## Data rows
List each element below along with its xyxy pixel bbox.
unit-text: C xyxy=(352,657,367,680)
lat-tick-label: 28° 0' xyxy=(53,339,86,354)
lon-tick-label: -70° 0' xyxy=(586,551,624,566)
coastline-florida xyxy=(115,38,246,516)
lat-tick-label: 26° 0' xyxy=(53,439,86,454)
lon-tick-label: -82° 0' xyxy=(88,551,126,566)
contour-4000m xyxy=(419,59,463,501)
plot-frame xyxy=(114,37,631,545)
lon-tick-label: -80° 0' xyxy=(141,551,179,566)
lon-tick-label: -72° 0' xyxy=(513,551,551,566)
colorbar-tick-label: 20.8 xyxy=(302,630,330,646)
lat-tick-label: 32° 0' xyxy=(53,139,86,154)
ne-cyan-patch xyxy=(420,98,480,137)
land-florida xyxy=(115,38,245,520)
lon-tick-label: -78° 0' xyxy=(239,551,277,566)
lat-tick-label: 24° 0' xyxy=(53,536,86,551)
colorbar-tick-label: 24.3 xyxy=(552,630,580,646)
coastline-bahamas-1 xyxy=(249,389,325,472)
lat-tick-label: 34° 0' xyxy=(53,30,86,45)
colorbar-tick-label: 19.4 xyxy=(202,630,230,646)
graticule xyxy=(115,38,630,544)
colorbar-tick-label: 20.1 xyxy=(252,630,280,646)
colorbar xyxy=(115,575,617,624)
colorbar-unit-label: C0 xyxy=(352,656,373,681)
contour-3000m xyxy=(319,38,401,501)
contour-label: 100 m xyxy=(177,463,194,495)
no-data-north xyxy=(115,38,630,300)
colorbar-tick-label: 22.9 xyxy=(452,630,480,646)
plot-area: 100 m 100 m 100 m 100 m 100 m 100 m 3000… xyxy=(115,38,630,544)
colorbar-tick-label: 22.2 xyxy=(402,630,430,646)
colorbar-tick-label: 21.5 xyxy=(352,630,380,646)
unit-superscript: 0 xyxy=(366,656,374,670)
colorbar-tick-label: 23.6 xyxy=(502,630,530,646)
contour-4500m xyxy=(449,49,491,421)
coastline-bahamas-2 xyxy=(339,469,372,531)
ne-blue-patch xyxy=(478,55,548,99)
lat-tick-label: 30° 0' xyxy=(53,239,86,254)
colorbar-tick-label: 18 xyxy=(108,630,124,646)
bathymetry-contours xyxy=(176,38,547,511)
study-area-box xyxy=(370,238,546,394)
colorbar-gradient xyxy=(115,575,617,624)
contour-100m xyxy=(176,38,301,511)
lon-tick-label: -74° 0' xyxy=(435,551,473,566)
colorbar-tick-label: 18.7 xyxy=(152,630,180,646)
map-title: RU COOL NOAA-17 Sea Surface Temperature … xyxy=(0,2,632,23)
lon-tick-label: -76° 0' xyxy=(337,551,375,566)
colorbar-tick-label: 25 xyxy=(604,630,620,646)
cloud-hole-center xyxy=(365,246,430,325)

## Goal
Substitute "longitude-label" for every occurrence of "lon-tick-label" in the data above, and give all the lines again with nothing else altered.

## Full response
List each element below along with its xyxy pixel bbox.
unit-text: C xyxy=(352,657,367,680)
lat-tick-label: 28° 0' xyxy=(53,339,86,354)
longitude-label: -70° 0' xyxy=(586,551,624,566)
coastline-florida xyxy=(115,38,246,516)
lat-tick-label: 26° 0' xyxy=(53,439,86,454)
longitude-label: -82° 0' xyxy=(88,551,126,566)
contour-4000m xyxy=(419,59,463,501)
plot-frame xyxy=(114,37,631,545)
longitude-label: -80° 0' xyxy=(141,551,179,566)
longitude-label: -72° 0' xyxy=(513,551,551,566)
colorbar-tick-label: 20.8 xyxy=(302,630,330,646)
lat-tick-label: 32° 0' xyxy=(53,139,86,154)
ne-cyan-patch xyxy=(420,98,480,137)
land-florida xyxy=(115,38,245,520)
longitude-label: -78° 0' xyxy=(239,551,277,566)
lat-tick-label: 24° 0' xyxy=(53,536,86,551)
colorbar-tick-label: 24.3 xyxy=(552,630,580,646)
coastline-bahamas-1 xyxy=(249,389,325,472)
lat-tick-label: 34° 0' xyxy=(53,30,86,45)
colorbar-tick-label: 19.4 xyxy=(202,630,230,646)
graticule xyxy=(115,38,630,544)
colorbar-tick-label: 20.1 xyxy=(252,630,280,646)
colorbar xyxy=(115,575,617,624)
colorbar-unit-label: C0 xyxy=(352,656,373,681)
contour-3000m xyxy=(319,38,401,501)
contour-label: 100 m xyxy=(177,463,194,495)
no-data-north xyxy=(115,38,630,300)
colorbar-tick-label: 22.9 xyxy=(452,630,480,646)
plot-area: 100 m 100 m 100 m 100 m 100 m 100 m 3000… xyxy=(115,38,630,544)
colorbar-tick-label: 22.2 xyxy=(402,630,430,646)
colorbar-tick-label: 21.5 xyxy=(352,630,380,646)
unit-superscript: 0 xyxy=(366,656,374,670)
colorbar-tick-label: 23.6 xyxy=(502,630,530,646)
contour-4500m xyxy=(449,49,491,421)
coastline-bahamas-2 xyxy=(339,469,372,531)
ne-blue-patch xyxy=(478,55,548,99)
lat-tick-label: 30° 0' xyxy=(53,239,86,254)
colorbar-tick-label: 18 xyxy=(108,630,124,646)
bathymetry-contours xyxy=(176,38,547,511)
study-area-box xyxy=(370,238,546,394)
colorbar-gradient xyxy=(115,575,617,624)
contour-100m xyxy=(176,38,301,511)
longitude-label: -74° 0' xyxy=(435,551,473,566)
colorbar-tick-label: 18.7 xyxy=(152,630,180,646)
map-title: RU COOL NOAA-17 Sea Surface Temperature … xyxy=(0,2,632,23)
longitude-label: -76° 0' xyxy=(337,551,375,566)
colorbar-tick-label: 25 xyxy=(604,630,620,646)
cloud-hole-center xyxy=(365,246,430,325)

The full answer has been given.